> [What needs to be done]:
Tally the lines that contain the string "photo" and give the number by itself.

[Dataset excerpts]
:::

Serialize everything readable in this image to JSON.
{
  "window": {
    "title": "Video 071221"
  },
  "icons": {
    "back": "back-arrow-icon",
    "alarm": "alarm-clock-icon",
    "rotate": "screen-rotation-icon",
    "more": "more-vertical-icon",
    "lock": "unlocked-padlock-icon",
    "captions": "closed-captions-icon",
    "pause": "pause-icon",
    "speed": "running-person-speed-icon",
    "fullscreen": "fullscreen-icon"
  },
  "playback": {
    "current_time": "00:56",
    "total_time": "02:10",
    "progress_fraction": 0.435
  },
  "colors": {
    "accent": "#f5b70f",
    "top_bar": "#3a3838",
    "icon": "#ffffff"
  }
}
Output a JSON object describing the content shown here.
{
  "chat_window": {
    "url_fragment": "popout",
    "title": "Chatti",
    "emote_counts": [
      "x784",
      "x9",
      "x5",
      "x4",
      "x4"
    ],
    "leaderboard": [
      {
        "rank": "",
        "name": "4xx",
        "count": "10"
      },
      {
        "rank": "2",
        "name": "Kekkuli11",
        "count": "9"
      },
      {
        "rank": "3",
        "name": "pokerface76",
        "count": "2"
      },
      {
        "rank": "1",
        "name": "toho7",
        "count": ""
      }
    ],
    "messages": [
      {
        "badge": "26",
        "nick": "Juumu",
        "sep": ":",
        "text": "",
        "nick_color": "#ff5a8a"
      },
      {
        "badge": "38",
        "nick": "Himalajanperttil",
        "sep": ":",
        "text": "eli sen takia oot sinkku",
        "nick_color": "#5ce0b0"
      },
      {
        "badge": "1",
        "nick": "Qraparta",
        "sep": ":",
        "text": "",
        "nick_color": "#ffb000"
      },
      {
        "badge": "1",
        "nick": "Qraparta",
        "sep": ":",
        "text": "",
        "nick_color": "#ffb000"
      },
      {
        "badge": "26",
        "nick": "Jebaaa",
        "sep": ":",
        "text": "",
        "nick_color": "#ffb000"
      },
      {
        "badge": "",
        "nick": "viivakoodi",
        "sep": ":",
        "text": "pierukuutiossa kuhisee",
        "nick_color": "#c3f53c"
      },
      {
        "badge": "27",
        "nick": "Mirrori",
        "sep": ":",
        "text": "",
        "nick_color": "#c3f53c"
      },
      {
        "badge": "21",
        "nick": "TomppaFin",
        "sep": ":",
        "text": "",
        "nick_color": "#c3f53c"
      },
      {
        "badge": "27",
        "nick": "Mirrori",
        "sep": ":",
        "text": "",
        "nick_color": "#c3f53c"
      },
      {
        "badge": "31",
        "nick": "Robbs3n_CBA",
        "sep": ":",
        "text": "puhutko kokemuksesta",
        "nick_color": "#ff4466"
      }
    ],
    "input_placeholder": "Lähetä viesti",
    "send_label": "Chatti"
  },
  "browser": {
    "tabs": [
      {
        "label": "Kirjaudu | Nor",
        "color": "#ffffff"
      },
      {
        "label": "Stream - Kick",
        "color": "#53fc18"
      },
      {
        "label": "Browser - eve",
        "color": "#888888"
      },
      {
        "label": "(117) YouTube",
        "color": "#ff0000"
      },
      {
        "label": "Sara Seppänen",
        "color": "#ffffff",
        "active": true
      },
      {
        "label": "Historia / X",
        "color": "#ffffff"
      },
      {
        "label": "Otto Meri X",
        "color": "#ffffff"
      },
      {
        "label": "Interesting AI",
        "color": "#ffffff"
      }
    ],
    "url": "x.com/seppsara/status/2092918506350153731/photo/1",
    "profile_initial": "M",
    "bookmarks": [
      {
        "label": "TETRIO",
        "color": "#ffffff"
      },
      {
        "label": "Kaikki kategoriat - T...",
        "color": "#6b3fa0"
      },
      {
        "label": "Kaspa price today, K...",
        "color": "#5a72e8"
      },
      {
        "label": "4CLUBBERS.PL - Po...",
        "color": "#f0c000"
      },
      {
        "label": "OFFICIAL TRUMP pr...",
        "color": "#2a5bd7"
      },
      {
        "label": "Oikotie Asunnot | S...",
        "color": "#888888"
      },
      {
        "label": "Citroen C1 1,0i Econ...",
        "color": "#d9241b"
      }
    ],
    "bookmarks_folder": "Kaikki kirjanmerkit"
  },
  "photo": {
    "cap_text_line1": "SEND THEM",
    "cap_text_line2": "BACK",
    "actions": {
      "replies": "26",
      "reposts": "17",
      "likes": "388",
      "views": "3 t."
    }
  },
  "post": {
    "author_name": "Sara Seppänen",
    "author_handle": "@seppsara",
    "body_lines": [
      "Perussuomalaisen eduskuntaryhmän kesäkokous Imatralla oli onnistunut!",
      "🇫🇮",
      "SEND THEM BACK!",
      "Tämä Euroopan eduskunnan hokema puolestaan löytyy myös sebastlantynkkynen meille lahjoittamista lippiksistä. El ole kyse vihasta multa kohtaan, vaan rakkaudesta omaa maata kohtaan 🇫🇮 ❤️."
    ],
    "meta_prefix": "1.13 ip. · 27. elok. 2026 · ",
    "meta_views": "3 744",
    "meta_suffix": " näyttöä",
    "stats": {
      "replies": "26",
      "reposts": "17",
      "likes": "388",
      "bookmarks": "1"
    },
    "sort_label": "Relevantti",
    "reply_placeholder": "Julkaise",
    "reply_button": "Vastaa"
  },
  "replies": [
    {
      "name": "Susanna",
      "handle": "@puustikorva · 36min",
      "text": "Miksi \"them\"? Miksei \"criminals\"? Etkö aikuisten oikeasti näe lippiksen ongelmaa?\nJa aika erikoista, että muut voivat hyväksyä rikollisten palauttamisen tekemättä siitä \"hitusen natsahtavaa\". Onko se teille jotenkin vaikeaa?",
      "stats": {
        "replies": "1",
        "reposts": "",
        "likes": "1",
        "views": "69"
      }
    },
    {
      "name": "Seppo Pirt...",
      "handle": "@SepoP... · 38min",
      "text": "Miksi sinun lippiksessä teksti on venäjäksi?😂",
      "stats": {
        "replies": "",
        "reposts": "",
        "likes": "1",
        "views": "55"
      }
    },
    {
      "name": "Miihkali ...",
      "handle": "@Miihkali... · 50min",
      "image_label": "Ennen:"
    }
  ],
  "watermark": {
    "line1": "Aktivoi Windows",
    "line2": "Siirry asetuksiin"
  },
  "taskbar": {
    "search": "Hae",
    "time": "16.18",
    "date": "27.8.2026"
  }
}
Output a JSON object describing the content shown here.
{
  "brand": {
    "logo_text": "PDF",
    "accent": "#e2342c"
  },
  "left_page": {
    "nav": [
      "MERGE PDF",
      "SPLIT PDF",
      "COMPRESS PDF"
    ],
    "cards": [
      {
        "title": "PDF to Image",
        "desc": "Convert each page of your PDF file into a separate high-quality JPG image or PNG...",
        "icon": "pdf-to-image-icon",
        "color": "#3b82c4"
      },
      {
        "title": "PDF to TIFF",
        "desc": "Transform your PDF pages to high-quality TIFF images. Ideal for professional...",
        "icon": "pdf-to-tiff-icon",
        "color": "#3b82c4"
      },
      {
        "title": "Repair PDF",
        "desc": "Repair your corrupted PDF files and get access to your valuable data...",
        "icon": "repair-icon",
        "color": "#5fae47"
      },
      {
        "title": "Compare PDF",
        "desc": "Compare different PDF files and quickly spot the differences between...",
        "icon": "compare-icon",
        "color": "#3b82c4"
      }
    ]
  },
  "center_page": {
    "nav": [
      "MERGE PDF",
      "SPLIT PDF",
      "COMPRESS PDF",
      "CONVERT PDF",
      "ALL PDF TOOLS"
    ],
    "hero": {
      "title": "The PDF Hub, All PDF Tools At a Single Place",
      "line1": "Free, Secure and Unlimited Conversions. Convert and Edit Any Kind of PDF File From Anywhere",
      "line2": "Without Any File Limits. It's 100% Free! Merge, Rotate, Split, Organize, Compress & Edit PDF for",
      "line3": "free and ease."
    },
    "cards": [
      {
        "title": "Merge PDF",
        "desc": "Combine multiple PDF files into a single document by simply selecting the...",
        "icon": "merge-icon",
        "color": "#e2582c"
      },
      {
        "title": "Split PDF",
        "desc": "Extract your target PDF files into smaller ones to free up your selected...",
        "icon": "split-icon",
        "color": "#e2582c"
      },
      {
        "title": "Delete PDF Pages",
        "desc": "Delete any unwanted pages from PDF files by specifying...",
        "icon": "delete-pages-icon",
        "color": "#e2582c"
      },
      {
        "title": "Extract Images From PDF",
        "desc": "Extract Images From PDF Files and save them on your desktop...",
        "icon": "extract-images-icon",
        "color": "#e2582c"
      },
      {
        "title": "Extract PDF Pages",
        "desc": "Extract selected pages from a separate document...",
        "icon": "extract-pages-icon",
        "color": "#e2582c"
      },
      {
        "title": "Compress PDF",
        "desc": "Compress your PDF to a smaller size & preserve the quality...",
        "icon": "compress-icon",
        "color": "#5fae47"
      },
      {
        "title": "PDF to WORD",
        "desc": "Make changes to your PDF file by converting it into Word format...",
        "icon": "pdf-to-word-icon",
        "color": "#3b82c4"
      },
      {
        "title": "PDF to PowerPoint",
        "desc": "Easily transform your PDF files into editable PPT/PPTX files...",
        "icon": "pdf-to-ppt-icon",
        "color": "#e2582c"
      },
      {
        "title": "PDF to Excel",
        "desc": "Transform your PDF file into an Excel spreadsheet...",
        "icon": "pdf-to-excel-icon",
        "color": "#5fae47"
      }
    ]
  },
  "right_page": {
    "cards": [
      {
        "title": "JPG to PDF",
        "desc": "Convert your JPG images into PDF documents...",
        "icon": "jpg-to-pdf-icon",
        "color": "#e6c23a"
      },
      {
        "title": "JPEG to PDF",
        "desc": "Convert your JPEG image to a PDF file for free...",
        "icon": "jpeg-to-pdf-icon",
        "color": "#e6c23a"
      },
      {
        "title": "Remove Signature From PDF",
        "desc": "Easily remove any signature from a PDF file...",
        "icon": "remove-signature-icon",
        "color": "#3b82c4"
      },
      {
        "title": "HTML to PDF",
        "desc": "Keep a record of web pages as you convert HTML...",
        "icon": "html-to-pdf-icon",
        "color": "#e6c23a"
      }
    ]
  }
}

:::

> [Correct result]:
2